**Provided records**
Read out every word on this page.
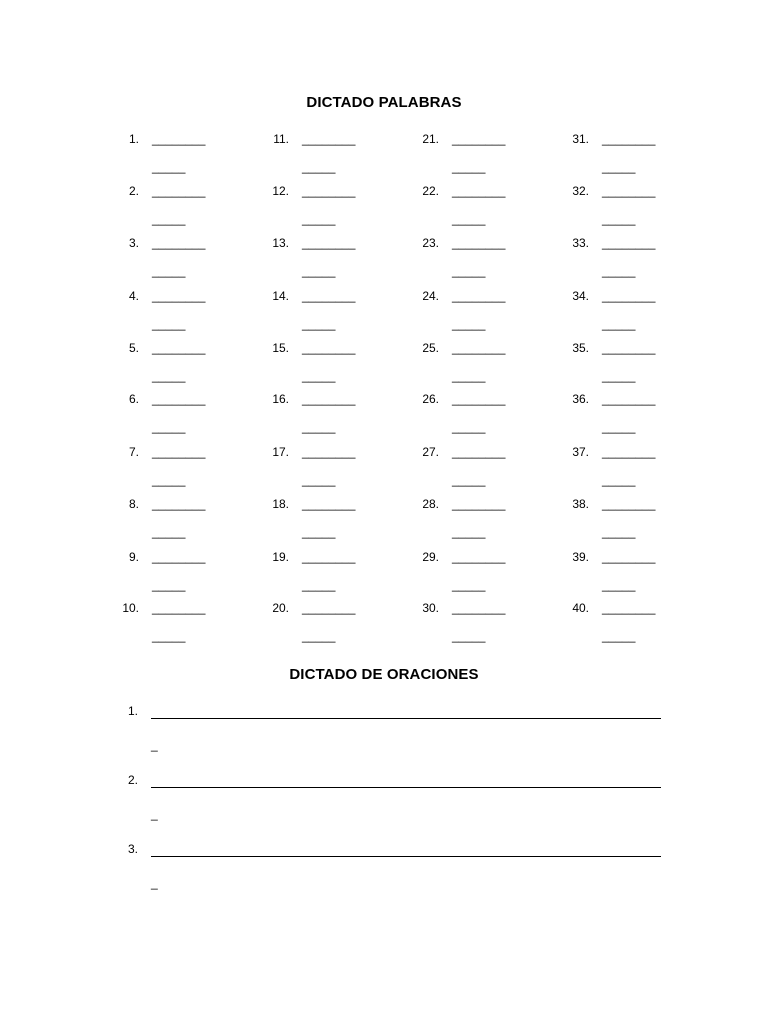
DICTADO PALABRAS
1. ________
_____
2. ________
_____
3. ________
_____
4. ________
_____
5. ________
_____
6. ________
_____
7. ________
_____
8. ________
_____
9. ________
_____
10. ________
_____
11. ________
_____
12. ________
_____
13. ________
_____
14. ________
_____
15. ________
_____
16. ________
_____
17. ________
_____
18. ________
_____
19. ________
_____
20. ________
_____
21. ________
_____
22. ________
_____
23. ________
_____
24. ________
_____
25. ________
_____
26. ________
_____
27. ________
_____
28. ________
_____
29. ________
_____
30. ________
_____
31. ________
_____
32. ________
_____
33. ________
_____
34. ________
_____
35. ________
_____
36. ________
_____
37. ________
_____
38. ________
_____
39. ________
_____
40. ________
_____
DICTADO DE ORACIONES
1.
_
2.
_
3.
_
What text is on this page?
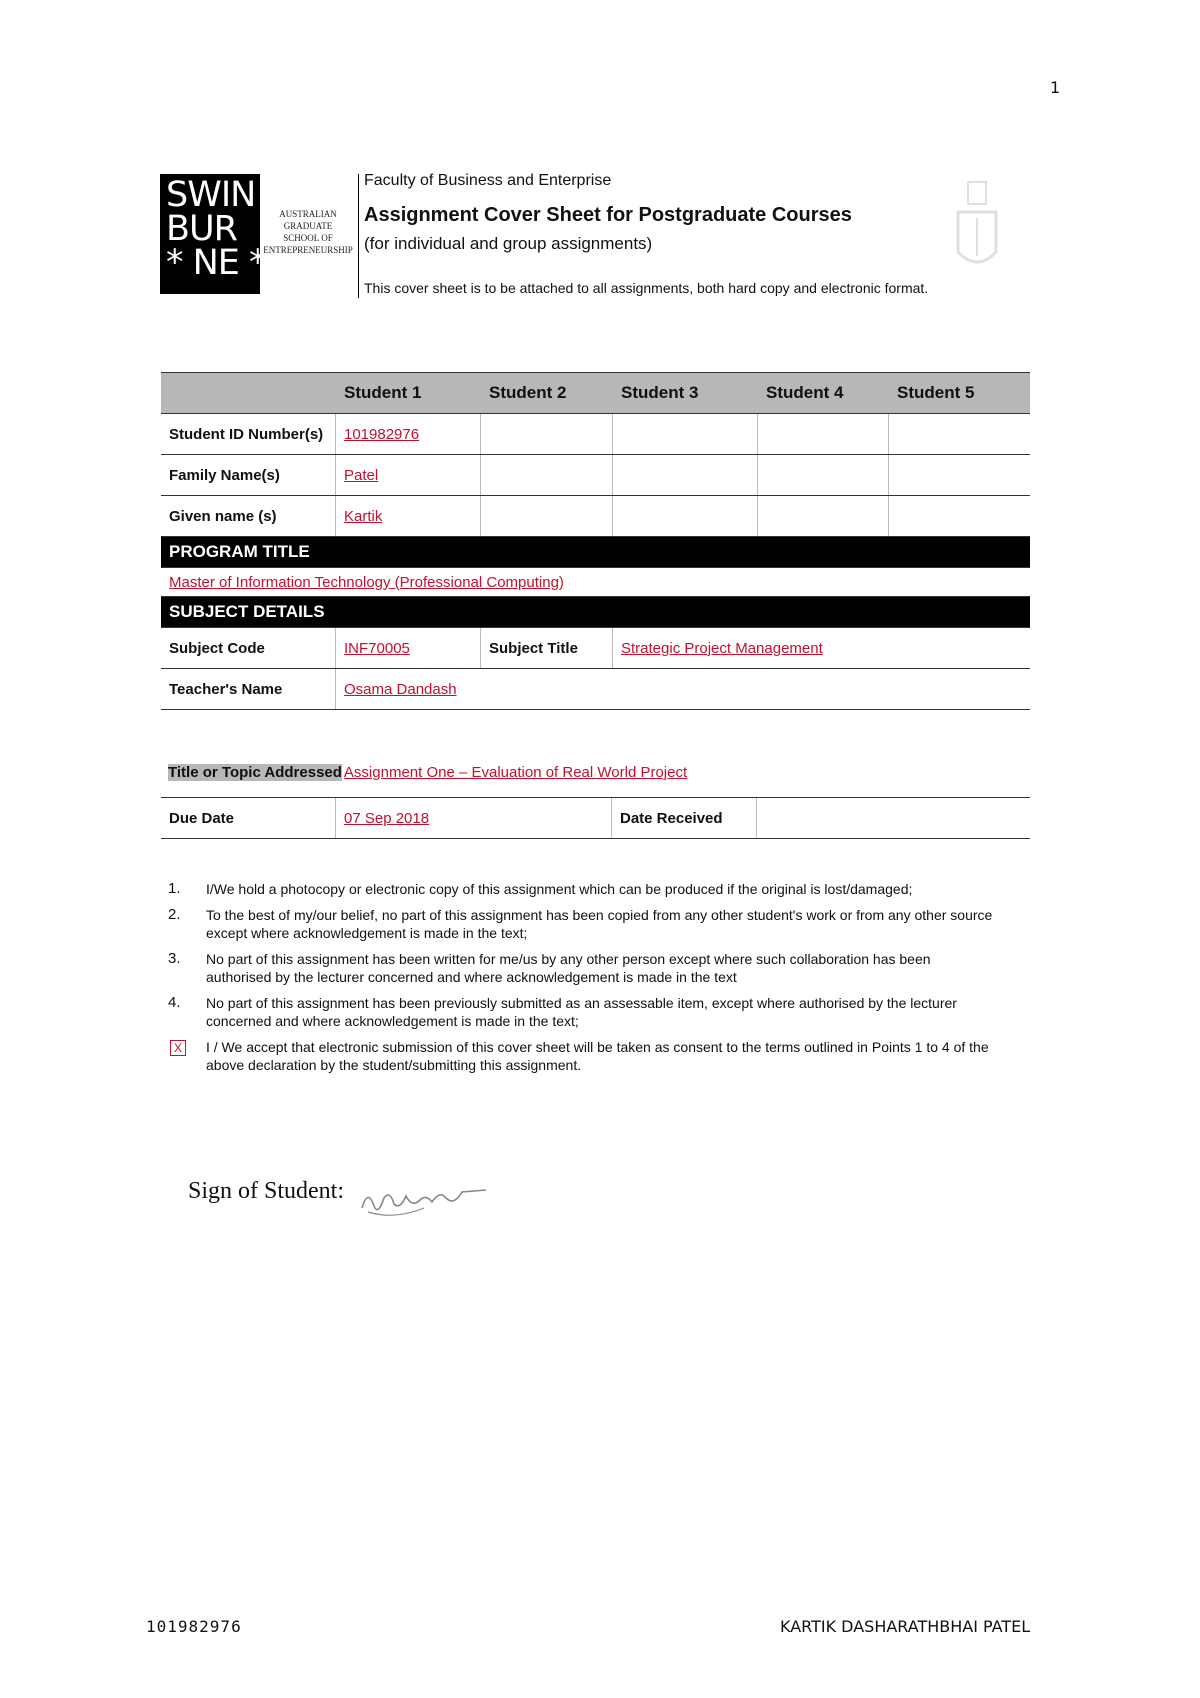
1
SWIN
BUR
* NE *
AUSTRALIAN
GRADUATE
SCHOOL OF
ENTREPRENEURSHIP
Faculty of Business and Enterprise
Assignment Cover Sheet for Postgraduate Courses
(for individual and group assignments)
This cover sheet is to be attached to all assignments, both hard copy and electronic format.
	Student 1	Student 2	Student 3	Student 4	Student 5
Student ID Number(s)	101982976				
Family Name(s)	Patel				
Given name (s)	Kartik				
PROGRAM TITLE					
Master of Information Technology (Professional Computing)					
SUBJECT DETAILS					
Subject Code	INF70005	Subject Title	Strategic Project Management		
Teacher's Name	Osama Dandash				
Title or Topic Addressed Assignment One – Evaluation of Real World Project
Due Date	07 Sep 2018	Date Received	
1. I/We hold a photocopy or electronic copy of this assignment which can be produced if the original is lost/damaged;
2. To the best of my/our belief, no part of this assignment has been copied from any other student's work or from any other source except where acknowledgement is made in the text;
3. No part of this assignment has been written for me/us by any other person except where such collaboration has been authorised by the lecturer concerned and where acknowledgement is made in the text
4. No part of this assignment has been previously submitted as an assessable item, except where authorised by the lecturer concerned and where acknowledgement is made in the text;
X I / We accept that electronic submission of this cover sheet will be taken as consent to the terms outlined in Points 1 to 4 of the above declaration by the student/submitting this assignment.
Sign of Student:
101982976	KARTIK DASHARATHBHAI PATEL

---

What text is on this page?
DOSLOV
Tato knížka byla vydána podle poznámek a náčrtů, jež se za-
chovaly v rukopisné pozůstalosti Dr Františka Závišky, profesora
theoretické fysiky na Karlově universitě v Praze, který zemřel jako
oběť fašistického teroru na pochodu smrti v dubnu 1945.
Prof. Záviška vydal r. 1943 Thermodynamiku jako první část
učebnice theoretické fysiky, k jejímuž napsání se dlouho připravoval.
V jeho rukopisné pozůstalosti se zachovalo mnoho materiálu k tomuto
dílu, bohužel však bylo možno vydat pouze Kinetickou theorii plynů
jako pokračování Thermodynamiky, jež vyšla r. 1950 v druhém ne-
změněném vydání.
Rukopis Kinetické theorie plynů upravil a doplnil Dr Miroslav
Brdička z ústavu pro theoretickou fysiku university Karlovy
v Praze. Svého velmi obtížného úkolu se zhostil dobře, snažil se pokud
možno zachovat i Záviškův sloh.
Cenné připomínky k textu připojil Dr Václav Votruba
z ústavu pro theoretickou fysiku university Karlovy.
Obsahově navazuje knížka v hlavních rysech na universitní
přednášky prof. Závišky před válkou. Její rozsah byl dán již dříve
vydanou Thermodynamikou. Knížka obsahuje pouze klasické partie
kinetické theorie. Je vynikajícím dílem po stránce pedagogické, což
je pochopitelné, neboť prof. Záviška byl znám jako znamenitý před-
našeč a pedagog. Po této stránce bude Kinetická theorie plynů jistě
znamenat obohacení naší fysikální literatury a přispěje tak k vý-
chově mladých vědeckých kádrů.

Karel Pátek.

**Written exercise**
Gather up every line from the listing above in which the word "před" occurs.

**Answer below**
přednášky prof. Závišky před válkou. Její rozsah byl dán již dříve
je pochopitelné, neboť prof. Záviška byl znám jako znamenitý před-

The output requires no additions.